** Start INPUT **
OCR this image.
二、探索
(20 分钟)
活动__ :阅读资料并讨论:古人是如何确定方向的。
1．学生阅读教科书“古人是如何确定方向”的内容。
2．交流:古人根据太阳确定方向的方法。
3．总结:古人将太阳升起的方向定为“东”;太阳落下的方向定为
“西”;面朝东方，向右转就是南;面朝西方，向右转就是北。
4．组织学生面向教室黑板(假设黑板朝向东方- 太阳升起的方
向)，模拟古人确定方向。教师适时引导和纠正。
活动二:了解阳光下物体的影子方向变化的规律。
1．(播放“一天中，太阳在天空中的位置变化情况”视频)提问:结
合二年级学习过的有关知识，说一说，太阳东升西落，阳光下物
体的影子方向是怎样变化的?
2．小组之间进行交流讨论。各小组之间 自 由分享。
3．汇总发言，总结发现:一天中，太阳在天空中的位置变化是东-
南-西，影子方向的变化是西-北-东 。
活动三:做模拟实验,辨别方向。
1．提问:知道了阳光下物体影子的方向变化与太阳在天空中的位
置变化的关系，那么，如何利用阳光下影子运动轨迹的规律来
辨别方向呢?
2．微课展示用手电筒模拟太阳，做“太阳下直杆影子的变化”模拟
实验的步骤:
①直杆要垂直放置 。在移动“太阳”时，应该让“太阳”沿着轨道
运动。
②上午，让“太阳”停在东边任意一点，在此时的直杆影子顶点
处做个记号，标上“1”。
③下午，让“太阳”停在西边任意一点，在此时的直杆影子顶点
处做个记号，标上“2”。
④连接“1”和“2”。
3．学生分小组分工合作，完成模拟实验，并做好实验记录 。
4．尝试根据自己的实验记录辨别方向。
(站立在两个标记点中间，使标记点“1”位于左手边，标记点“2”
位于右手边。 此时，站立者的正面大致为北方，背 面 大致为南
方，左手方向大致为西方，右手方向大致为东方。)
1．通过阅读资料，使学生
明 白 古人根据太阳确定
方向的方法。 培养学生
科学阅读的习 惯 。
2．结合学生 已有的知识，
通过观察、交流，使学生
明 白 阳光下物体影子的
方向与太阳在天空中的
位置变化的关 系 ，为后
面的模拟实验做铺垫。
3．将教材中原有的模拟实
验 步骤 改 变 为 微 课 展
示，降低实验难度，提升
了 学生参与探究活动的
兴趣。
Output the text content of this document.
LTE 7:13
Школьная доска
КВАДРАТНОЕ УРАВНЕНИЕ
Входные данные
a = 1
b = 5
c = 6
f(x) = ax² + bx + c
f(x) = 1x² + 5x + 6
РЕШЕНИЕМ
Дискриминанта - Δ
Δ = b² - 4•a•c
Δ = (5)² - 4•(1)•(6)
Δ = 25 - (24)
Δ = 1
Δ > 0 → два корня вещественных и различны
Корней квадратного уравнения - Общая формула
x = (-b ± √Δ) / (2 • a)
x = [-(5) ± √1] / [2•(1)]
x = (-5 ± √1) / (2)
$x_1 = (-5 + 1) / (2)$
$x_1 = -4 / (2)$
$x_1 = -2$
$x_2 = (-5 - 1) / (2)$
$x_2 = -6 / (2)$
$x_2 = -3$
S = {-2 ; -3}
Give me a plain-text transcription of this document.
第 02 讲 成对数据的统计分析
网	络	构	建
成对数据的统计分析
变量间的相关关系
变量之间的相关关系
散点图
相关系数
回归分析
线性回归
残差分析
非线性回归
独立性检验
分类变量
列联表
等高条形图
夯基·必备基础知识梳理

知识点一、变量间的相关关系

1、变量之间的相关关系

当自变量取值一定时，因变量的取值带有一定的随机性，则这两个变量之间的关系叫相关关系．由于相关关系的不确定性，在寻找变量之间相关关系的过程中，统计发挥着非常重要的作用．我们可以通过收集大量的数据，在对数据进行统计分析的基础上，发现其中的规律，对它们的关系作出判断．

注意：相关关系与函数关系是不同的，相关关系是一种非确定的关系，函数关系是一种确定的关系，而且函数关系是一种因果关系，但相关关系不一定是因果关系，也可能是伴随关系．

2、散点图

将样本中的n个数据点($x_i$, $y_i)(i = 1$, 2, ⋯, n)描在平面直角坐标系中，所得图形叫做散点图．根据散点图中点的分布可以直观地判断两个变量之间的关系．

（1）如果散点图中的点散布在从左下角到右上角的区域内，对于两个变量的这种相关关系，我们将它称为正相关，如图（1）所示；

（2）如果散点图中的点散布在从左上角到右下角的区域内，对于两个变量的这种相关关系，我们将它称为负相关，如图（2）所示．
** End INPUT **
TASK BRIEF: Which lines above contain the word "对于两个变量的这种相关关系"? Copy each of them.

FULL RESPONSE:
（1）如果散点图中的点散布在从左下角到右上角的区域内，对于两个变量的这种相关关系，我们将它称为正相关，如图（1）所示；
（2）如果散点图中的点散布在从左上角到右下角的区域内，对于两个变量的这种相关关系，我们将它称为负相关，如图（2）所示．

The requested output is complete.